What you are asked to do>
Wherever a line holds the string "THERMAL", copy that line.

Excerpt from a dataset:
•••
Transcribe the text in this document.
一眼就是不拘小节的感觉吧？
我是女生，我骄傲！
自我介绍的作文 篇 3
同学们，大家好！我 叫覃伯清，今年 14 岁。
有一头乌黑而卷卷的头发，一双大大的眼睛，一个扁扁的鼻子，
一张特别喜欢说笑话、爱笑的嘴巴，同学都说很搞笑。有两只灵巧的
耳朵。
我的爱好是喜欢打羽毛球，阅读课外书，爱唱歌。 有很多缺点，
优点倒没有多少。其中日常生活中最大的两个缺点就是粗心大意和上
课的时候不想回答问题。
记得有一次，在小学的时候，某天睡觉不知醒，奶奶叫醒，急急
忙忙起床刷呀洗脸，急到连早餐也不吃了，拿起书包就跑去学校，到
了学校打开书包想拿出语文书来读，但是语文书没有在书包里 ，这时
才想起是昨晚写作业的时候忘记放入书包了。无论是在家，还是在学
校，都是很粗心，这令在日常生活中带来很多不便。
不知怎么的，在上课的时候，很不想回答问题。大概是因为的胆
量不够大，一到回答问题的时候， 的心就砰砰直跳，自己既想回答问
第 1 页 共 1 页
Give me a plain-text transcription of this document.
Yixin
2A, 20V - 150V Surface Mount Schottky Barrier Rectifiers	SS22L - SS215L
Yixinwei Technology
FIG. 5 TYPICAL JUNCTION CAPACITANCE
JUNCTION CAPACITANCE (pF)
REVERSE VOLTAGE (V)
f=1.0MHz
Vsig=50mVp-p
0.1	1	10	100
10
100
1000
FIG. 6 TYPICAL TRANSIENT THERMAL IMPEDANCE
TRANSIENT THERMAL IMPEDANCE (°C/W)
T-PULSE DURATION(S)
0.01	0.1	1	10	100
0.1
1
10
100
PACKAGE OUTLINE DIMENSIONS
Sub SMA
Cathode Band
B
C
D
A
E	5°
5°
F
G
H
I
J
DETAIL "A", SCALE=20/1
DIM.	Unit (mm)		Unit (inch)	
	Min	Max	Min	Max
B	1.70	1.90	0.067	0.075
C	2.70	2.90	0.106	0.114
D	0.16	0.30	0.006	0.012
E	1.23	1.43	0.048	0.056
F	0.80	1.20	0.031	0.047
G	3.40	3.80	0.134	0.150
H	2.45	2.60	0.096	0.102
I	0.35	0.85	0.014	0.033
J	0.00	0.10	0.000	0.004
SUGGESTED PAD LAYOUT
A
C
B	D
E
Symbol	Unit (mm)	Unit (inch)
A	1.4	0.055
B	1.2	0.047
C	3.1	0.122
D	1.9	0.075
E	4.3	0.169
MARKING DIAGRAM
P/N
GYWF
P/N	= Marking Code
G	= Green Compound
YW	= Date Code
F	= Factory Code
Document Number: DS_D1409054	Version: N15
•••
Exercise result>
FIG. 6 TYPICAL TRANSIENT THERMAL IMPEDANCE
TRANSIENT THERMAL IMPEDANCE (°C/W)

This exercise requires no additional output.